*PROVIDED DATA:*
* BEGIN *
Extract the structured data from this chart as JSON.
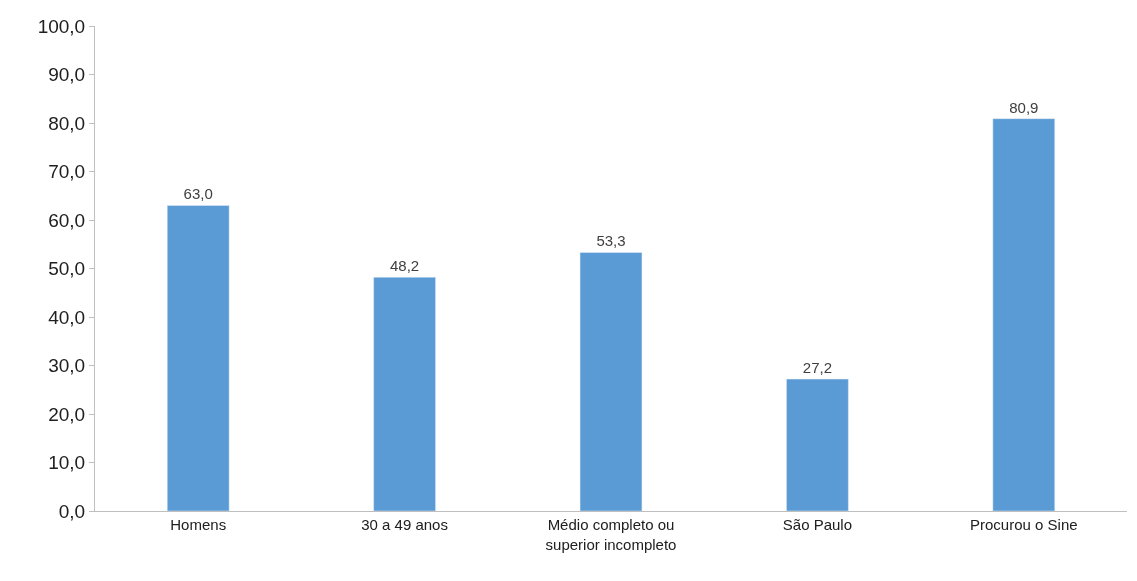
{
  "chart_data": {
    "type": "bar",
    "categories": [
      "Homens",
      "30 a 49 anos",
      "Médio completo ou superior incompleto",
      "São Paulo",
      "Procurou o Sine"
    ],
    "values": [
      63.0,
      48.2,
      53.3,
      27.2,
      80.9
    ],
    "value_labels": [
      "63,0",
      "48,2",
      "53,3",
      "27,2",
      "80,9"
    ],
    "color": "#5b9bd5",
    "ylim": [
      0,
      100
    ],
    "yticks": [
      {
        "value": 0,
        "label": "0,0"
      },
      {
        "value": 10,
        "label": "10,0"
      },
      {
        "value": 20,
        "label": "20,0"
      },
      {
        "value": 30,
        "label": "30,0"
      },
      {
        "value": 40,
        "label": "40,0"
      },
      {
        "value": 50,
        "label": "50,0"
      },
      {
        "value": 60,
        "label": "60,0"
      },
      {
        "value": 70,
        "label": "70,0"
      },
      {
        "value": 80,
        "label": "80,0"
      },
      {
        "value": 90,
        "label": "90,0"
      },
      {
        "value": 100,
        "label": "100,0"
      }
    ],
    "grid": false,
    "legend": false
  }
}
* END *
*YOUR OBJECTIVE:* Strip out the pictures and quote the remaining data word for word.

*COMPLETE OUTPUT:*
Extract the structured data from this chart as JSON.
{
  "chart_data": {
    "type": "bar",
    "categories": [
      "Homens",
      "30 a 49 anos",
      "Médio completo ou superior incompleto",
      "São Paulo",
      "Procurou o Sine"
    ],
    "values": [
      63.0,
      48.2,
      53.3,
      27.2,
      80.9
    ],
    "value_labels": [
      "63,0",
      "48,2",
      "53,3",
      "27,2",
      "80,9"
    ],
    "color": "#5b9bd5",
    "ylim": [
      0,
      100
    ],
    "yticks": [
      {
        "value": 0,
        "label": "0,0"
      },
      {
        "value": 10,
        "label": "10,0"
      },
      {
        "value": 20,
        "label": "20,0"
      },
      {
        "value": 30,
        "label": "30,0"
      },
      {
        "value": 40,
        "label": "40,0"
      },
      {
        "value": 50,
        "label": "50,0"
      },
      {
        "value": 60,
        "label": "60,0"
      },
      {
        "value": 70,
        "label": "70,0"
      },
      {
        "value": 80,
        "label": "80,0"
      },
      {
        "value": 90,
        "label": "90,0"
      },
      {
        "value": 100,
        "label": "100,0"
      }
    ],
    "grid": false,
    "legend": false
  }
}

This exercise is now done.